[Begin INPUT RECORDS]
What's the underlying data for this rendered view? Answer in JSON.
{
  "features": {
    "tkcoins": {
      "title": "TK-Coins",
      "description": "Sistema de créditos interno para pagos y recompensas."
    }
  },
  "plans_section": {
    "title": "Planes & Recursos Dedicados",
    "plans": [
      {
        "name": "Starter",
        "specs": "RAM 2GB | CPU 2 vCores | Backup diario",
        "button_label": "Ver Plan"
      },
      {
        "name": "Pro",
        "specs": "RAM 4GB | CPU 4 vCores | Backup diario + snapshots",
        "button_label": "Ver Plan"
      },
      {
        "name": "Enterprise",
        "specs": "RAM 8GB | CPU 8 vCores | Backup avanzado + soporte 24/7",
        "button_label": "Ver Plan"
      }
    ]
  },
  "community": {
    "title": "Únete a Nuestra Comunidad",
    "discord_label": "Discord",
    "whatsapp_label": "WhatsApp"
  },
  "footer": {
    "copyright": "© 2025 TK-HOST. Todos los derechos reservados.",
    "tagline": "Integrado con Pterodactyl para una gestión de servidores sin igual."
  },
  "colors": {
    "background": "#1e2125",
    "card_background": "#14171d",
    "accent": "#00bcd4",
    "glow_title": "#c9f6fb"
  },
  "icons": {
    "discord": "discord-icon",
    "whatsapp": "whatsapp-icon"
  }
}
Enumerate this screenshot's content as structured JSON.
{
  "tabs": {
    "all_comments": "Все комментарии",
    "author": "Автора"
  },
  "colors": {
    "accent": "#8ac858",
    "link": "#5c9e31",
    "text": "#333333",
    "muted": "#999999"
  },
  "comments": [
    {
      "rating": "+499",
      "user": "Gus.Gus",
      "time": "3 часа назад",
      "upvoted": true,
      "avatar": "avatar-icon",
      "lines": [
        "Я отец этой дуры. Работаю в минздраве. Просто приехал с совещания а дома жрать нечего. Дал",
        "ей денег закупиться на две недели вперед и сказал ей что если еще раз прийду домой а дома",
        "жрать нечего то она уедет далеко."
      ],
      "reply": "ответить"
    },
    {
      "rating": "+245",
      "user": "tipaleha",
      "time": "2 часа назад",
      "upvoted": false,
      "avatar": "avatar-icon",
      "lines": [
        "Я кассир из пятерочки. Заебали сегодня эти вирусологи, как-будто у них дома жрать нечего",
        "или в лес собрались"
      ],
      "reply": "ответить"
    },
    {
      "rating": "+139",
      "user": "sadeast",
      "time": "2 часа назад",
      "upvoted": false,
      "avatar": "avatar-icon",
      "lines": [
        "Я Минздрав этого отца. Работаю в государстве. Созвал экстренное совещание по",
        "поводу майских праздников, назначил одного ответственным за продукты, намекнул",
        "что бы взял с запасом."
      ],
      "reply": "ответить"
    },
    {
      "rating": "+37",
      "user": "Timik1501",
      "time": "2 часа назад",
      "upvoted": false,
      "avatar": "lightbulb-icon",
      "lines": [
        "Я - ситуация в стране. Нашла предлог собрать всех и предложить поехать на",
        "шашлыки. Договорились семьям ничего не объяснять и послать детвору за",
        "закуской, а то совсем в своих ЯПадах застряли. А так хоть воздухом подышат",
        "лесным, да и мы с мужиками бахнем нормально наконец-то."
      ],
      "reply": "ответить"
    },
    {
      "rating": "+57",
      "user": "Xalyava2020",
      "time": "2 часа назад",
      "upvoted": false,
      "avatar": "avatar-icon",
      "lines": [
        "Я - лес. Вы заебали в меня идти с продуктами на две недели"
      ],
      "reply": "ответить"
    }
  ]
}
[End INPUT RECORDS]
[Begin INPUT RECORDS]
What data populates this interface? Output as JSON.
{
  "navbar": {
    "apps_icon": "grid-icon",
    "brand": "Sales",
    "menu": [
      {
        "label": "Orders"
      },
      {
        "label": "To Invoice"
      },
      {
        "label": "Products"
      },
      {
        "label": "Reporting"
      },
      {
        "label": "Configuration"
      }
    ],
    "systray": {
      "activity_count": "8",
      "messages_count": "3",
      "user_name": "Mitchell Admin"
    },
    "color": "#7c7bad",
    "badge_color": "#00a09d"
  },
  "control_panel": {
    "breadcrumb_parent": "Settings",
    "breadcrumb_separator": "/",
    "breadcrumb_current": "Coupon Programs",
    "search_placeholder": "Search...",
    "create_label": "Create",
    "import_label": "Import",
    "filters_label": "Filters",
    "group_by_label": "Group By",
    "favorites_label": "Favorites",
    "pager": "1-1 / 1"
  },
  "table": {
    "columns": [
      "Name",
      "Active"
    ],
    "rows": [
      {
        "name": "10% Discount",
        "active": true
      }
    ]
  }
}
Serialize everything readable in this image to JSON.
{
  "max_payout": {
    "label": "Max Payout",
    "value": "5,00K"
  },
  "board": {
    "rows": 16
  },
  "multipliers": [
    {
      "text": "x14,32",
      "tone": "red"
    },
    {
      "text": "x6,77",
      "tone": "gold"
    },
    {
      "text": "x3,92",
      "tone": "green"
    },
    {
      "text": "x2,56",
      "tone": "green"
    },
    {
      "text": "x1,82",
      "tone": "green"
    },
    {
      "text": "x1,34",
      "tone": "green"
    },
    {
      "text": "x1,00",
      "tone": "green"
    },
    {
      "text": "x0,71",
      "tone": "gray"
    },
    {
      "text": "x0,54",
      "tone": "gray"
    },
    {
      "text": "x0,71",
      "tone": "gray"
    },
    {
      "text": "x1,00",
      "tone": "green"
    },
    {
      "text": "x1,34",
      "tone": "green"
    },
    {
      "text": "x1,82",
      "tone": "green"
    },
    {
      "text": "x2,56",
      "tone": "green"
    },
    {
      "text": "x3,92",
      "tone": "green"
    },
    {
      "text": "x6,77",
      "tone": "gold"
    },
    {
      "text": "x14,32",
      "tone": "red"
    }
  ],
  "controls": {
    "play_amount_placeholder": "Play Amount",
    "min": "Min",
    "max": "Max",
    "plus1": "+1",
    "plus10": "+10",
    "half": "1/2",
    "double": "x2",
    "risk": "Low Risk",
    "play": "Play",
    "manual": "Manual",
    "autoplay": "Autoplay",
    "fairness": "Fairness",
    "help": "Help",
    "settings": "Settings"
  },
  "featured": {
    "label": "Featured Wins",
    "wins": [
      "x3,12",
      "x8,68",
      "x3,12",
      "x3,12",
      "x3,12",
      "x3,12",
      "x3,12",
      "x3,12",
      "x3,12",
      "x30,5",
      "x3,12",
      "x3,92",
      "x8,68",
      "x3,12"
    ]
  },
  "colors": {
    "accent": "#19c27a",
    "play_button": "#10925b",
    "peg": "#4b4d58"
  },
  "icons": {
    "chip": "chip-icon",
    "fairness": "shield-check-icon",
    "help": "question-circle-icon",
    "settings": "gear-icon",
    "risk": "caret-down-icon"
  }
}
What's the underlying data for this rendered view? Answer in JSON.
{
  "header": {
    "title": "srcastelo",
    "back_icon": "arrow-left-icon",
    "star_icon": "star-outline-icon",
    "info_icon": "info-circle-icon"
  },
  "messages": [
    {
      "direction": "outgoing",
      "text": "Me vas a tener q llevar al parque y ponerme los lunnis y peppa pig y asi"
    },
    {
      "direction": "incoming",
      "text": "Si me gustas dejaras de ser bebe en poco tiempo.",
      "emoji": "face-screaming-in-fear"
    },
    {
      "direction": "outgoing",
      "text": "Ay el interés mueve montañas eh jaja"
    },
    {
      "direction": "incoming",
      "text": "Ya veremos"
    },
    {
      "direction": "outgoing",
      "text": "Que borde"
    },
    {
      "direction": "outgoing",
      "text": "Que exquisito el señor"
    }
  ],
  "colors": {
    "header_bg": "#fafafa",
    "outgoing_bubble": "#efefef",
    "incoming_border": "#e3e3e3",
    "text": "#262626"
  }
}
[End INPUT RECORDS]
**AIM OF THE TASK:** Scan the listing above for the word "Работаю" and copy every line that holds it.

**SOLUTION FOR THIS PROBLEM:**
        "Я отец этой дуры. Работаю в минздраве. Просто приехал с совещания а дома жрать нечего. Дал",
        "Я Минздрав этого отца. Работаю в государстве. Созвал экстренное совещание по",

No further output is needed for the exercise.